* [Task objective]:
Look through the records and report how many lines include the word "Orientaciones", with no other words.

################

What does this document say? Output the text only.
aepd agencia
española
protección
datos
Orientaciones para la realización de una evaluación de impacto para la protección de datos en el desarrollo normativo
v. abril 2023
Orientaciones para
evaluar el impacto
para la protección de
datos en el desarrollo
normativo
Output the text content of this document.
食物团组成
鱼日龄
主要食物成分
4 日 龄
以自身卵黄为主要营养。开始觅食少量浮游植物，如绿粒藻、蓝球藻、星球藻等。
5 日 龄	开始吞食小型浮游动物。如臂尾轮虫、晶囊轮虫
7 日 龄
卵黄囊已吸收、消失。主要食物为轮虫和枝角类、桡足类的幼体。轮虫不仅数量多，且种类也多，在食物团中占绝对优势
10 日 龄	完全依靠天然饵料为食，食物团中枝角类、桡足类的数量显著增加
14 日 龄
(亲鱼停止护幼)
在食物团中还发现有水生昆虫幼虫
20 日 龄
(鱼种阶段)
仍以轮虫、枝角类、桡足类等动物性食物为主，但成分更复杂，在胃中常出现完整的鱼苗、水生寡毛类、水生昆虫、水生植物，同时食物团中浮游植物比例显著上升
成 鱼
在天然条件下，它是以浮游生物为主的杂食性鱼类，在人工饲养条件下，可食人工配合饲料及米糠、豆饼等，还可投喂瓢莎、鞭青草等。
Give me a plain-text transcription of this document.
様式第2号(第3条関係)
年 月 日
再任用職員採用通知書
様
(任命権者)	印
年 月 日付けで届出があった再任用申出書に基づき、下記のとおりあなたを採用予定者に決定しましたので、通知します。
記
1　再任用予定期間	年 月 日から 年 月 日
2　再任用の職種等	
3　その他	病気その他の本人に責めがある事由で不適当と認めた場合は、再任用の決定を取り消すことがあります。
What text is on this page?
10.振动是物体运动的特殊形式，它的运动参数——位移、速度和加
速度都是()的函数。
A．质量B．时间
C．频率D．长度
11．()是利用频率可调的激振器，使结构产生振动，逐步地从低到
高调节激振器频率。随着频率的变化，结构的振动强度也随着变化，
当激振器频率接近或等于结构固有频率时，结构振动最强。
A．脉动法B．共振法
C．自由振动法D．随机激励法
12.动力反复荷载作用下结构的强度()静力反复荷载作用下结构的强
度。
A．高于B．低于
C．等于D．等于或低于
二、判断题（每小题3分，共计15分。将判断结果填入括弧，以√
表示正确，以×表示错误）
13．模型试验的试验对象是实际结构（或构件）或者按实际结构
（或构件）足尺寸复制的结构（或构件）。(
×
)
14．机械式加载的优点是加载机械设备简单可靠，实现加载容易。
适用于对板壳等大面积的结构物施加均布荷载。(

################

* [Complete output]:
2